Problems to solve ->
a: According to the email, what forms can the same piece of Information take?
b: Transcribe the portion of the email that begins with the words containing "Subject: RE: Definition" and ends with "To: WS Choreography (E-mail)".

Document text ->
From: Burdett, David <david.burdett@commerceone.com>
Date: Tue, 18 Mar 2003 12:36:04 -0800
Message-ID: <C1E0143CD365A445A4417083BF6F42CC07E6EDB2@C1plenaexm07.commerceone.com>
To: Assaf Arkin <arkin@intalio.com>, "Burdett, David" <david.burdett@commerceone.com>, "WS Choreography (E-mail)" <public-ws-chor@w3.org>
See comments in line.


-----Original Message-----
From: Assaf Arkin [mailto:arkin@intalio.com]
Sent: Tuesday, March 18, 2003 1:48 AM
To: Burdett, David; WS Choreography (E-mail)
Subject: RE: Definition of Terms

> -----Original Message-----
> From: public-ws-chor-request@w3.org
> [mailto:public-ws-chor-request@w3.org]On Behalf Of Burdett, David
> Sent: Monday, March 17, 2003 2:34 PM
> To: WS Choreography (E-mail)
> Subject: Definition of Terms
> Folks
> There has been a lot of discussion about Choreographies, Orchestrations,
> Conversations, etc, so I thought it might help to make an attempt at some
> definitions of terms so that the distinction between them all was clear.
> The following is my attempt. It starts with some very basic definitions on
> which later definitions rely. I am also certain that there is still plenty
> of scope for improvement and revision, so comments are welcome.
> Hope this helps.
> David
> =========================================
> Information is data of a specific type, for example, "Order Information",
> "Status Information". Information has a specific semantic meaning, e.g.
> "Order Information" is a  "request to purchase goods". The same piece of
> Information can take many different forms, for example an XML, PDF, email,
> paper letter, fax, voice, etc.

Element box annotations:
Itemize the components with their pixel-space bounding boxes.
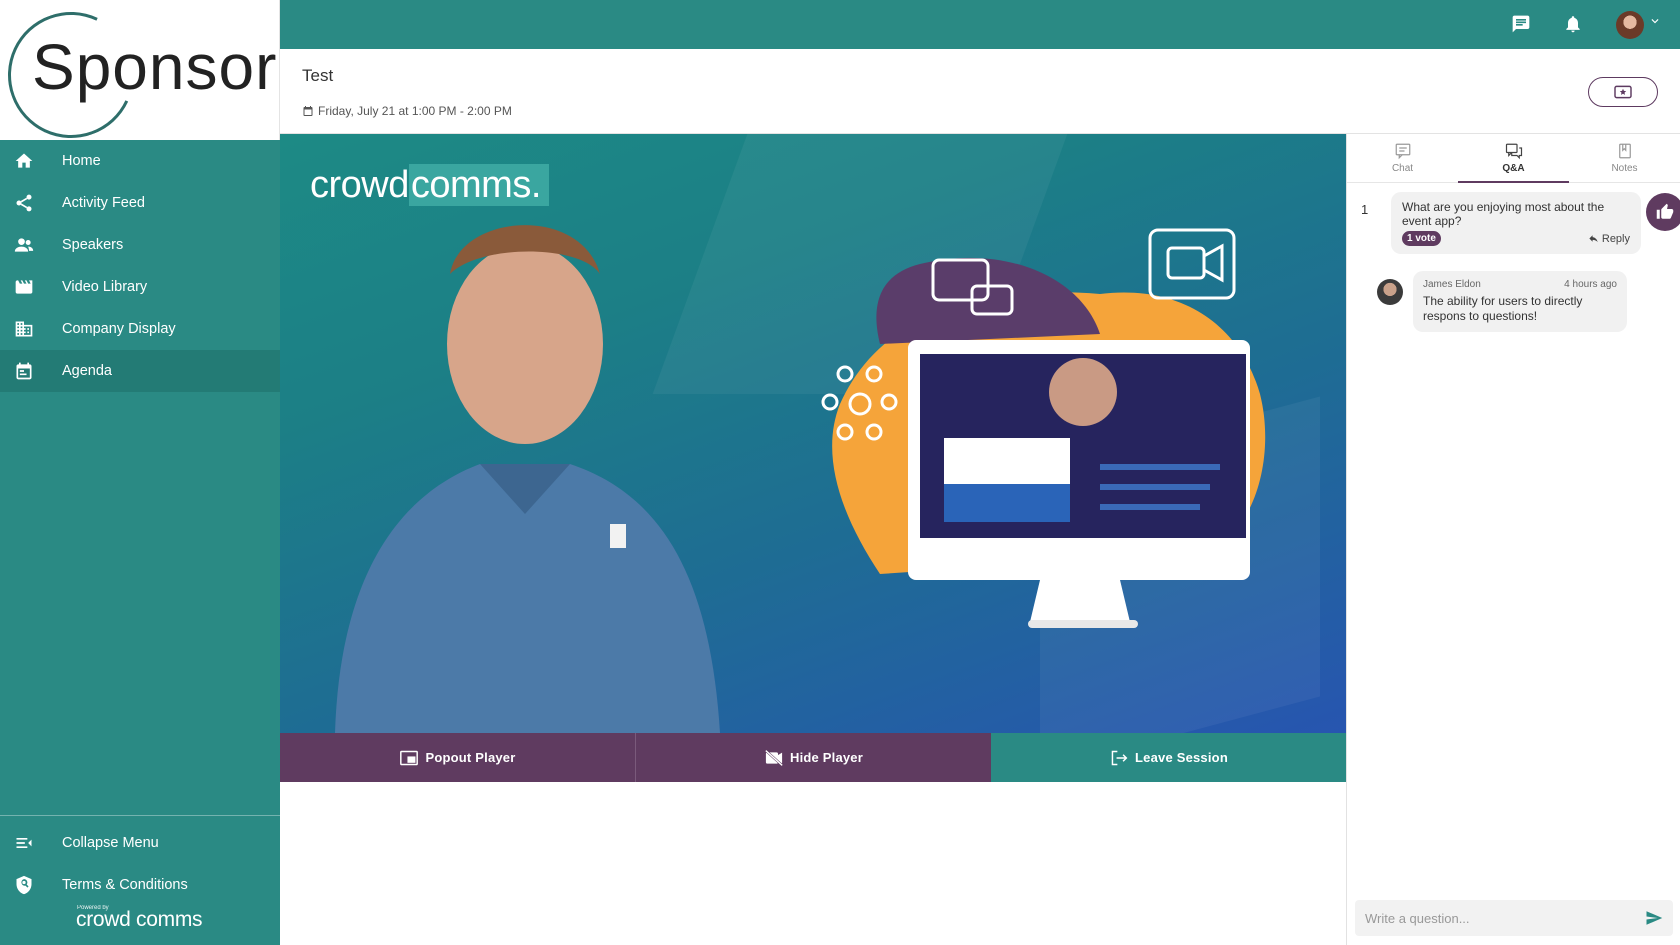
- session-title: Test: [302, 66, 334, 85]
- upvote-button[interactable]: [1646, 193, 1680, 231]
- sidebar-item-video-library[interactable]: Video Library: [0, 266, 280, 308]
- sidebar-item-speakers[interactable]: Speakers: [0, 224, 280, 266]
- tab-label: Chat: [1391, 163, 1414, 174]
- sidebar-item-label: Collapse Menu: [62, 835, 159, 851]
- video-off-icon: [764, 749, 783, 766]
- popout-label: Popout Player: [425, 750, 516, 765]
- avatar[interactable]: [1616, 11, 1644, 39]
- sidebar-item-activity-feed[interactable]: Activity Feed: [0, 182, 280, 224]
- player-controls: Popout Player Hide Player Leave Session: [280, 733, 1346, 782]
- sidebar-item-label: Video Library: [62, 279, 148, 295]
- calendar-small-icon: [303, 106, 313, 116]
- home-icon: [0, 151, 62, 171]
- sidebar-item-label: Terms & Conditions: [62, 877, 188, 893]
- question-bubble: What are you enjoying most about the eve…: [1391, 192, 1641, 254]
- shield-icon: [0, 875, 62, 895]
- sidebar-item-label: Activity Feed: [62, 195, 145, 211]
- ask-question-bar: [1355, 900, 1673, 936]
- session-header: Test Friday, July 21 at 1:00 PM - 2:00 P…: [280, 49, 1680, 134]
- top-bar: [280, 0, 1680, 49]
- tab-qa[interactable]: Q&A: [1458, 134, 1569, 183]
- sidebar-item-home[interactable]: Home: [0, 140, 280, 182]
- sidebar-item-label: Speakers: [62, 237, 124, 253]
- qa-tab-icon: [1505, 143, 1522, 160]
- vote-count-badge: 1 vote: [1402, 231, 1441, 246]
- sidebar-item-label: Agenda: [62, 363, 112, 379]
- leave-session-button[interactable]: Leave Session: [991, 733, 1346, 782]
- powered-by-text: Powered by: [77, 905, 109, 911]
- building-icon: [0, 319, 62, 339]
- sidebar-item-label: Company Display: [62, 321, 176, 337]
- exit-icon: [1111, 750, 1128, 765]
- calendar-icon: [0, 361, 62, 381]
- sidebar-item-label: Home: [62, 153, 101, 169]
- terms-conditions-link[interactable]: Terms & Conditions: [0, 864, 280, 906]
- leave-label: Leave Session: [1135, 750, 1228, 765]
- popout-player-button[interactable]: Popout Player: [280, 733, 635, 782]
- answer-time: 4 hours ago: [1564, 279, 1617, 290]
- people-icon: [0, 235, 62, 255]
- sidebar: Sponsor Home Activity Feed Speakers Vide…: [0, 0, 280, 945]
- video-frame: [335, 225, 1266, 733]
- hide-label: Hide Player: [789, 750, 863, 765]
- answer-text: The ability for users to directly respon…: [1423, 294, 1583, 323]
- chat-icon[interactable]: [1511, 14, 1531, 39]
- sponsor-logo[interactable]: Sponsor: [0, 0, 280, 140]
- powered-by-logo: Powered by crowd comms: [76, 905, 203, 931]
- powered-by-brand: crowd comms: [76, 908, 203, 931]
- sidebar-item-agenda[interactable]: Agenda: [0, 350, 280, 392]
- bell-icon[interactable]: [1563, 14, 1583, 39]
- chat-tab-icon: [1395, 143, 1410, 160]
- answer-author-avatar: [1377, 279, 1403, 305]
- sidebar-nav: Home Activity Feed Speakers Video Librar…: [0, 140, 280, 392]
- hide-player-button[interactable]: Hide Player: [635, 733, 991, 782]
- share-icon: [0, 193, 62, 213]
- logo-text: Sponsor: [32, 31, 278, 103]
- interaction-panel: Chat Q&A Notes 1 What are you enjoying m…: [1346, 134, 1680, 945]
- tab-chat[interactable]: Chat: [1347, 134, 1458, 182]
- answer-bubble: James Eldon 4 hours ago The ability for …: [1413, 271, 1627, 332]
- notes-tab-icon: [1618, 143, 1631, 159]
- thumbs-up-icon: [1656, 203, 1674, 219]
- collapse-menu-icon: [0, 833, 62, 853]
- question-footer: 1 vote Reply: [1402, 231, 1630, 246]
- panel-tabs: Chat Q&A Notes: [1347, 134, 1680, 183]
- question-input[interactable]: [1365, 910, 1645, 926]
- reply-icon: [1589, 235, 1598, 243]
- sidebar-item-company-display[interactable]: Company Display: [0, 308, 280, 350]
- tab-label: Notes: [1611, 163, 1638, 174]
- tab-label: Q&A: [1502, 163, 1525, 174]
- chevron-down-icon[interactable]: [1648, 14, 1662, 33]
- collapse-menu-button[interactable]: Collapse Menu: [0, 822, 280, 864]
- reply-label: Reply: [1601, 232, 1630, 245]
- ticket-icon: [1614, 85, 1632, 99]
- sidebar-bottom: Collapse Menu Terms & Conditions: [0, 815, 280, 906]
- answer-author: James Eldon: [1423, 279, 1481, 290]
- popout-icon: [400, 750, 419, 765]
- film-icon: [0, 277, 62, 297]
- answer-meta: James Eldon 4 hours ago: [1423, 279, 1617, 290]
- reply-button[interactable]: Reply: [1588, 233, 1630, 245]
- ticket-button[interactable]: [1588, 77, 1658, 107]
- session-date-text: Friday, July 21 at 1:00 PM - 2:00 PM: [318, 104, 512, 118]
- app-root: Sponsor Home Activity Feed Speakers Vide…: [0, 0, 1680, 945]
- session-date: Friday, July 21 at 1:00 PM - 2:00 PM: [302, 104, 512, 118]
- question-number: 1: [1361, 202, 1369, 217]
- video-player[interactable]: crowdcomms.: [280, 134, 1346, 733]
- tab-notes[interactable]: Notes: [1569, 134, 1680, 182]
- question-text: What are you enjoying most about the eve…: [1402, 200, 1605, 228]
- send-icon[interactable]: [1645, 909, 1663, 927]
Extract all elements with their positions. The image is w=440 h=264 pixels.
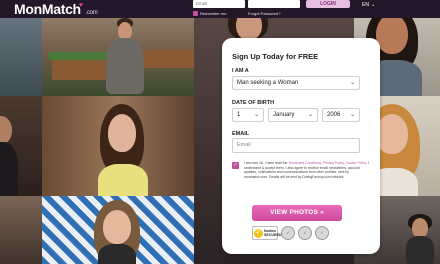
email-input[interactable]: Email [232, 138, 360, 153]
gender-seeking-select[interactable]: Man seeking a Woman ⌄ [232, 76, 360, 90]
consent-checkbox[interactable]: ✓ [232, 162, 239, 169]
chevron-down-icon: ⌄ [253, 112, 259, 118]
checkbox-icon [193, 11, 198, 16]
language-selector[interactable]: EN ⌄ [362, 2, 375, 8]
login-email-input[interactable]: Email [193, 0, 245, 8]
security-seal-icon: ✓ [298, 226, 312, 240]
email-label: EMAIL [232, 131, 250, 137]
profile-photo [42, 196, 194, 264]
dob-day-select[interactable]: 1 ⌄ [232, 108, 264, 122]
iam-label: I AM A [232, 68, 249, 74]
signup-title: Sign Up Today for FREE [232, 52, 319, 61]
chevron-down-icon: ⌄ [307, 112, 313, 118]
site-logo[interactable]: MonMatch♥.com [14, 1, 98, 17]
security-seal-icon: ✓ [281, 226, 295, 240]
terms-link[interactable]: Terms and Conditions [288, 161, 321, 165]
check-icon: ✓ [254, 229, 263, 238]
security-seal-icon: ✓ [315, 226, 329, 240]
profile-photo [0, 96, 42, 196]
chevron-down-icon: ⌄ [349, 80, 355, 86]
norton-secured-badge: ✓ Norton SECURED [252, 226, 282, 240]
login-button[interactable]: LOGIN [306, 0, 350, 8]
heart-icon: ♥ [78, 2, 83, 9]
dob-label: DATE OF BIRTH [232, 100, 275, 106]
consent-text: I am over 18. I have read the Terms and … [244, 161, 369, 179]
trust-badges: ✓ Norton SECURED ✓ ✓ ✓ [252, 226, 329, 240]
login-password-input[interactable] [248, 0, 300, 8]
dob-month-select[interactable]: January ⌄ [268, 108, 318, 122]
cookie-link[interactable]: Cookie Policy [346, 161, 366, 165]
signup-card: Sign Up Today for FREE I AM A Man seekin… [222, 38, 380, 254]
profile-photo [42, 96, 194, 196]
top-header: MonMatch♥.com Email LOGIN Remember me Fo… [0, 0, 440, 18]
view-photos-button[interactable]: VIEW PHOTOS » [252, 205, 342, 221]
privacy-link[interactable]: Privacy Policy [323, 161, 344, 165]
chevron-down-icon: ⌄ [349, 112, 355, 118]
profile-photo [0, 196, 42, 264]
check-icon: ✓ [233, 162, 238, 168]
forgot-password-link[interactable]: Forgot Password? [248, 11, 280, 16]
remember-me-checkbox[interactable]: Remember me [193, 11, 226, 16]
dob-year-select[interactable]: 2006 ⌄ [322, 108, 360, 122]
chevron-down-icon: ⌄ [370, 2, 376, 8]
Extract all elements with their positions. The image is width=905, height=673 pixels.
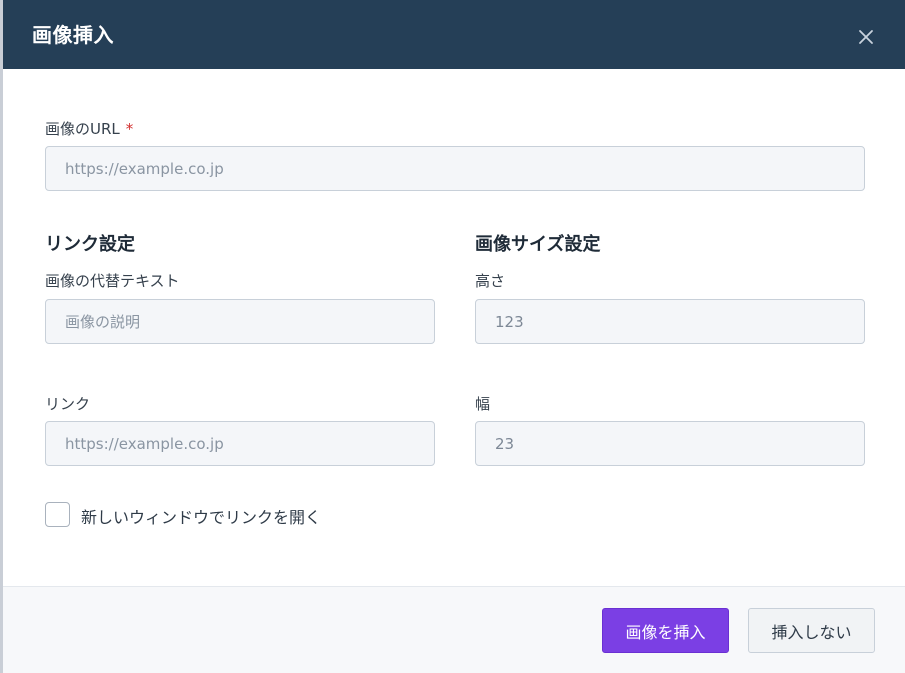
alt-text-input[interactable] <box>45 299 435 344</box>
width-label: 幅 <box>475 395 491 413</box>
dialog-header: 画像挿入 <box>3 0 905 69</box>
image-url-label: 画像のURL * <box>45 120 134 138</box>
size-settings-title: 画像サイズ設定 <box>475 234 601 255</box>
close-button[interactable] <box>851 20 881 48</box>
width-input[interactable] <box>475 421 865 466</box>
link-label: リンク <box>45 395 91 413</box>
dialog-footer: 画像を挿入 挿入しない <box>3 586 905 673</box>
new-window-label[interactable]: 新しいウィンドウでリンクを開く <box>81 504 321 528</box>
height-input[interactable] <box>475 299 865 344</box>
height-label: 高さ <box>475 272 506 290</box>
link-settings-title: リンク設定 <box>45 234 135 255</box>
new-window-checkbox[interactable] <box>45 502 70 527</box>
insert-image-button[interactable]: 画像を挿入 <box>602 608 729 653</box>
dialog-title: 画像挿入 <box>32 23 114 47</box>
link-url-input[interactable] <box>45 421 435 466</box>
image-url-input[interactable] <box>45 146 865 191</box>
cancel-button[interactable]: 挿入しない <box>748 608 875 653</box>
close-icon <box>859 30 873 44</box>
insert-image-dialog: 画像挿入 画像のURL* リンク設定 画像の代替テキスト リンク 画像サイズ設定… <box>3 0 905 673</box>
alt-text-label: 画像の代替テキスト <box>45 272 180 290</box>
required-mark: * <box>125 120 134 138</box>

Answers per task ->
a: XML, PDF, email, paper letter, fax, voice, etc.

b:
Subject: RE: Definition of Terms

> -----Original Message-----
> From: public-ws-chor-request@w3.org
> [mailto:public-ws-chor-request@w3.org]On Behalf Of Burdett, David
> Sent: Monday, March 17, 2003 2:34 PM
> To: WS Choreography (E-mail)